* BEGIN INPUT *

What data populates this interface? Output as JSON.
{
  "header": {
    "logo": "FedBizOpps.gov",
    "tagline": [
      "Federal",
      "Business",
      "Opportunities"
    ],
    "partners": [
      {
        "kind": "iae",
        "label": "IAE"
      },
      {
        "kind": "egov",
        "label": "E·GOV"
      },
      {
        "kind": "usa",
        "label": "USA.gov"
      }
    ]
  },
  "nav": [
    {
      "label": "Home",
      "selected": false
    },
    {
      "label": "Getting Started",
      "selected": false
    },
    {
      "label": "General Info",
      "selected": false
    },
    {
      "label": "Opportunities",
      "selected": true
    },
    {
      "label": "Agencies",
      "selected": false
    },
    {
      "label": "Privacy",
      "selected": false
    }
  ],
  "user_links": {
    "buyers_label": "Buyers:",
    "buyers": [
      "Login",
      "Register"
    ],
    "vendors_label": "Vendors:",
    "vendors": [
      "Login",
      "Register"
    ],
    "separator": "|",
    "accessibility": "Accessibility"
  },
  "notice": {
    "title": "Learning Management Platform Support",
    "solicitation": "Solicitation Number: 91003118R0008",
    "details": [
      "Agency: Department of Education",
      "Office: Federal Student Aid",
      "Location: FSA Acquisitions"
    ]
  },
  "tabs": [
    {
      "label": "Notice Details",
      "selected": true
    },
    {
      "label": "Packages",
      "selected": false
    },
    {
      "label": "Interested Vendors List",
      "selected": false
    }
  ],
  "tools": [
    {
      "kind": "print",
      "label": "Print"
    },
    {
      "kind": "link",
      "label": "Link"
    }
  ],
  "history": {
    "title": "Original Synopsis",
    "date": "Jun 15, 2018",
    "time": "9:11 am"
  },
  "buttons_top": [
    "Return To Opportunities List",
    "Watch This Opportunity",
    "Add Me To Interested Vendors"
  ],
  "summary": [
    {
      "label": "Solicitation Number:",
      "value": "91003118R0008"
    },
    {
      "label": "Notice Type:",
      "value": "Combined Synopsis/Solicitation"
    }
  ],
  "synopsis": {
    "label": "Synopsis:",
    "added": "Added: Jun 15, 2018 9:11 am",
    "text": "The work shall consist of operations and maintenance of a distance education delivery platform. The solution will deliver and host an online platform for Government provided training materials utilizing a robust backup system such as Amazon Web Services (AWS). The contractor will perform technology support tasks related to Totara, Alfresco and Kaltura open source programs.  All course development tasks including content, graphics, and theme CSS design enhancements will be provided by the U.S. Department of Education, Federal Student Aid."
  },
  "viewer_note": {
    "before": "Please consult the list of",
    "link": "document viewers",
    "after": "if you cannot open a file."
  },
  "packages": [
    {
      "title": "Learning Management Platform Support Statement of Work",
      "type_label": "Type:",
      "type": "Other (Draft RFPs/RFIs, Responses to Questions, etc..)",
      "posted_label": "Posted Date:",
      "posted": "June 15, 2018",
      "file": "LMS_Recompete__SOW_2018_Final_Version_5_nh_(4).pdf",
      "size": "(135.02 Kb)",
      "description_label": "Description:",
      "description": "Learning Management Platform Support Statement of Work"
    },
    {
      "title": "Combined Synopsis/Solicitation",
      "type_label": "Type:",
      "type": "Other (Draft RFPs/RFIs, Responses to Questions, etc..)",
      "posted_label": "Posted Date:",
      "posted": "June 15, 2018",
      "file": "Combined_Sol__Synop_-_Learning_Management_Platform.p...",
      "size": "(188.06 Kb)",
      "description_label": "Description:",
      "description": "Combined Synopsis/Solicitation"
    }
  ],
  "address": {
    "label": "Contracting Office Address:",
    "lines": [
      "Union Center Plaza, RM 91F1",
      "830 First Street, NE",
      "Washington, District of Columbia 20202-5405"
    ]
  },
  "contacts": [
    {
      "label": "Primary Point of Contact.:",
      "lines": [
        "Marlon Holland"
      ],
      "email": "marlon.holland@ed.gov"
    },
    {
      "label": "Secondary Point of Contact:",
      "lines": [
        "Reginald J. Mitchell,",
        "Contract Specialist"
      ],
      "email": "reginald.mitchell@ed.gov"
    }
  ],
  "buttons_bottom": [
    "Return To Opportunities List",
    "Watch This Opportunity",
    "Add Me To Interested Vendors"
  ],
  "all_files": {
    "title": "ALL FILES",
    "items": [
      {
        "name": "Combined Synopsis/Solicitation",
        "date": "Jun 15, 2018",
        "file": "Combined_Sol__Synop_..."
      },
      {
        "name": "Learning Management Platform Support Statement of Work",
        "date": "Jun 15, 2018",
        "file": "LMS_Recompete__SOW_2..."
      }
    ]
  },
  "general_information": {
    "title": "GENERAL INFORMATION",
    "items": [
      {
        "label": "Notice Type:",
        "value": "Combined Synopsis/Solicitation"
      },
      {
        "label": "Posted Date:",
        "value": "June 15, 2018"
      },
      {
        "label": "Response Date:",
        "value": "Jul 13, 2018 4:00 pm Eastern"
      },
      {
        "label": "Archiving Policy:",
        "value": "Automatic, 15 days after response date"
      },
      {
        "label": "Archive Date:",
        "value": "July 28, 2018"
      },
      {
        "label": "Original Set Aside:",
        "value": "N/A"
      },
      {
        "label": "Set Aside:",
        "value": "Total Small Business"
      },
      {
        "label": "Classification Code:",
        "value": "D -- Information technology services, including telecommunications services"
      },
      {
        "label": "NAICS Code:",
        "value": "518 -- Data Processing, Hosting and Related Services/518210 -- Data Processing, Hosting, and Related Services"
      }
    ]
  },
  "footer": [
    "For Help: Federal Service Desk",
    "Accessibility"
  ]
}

* END INPUT *

#### REQUIREMENT
Select all lines in the listing that include the word "Solicitation".

#### FINISHED TASK
    "solicitation": "Solicitation Number: 91003118R0008",
      "label": "Solicitation Number:",
      "value": "Combined Synopsis/Solicitation"
      "title": "Combined Synopsis/Solicitation",
      "description": "Combined Synopsis/Solicitation"
        "name": "Combined Synopsis/Solicitation",
        "value": "Combined Synopsis/Solicitation"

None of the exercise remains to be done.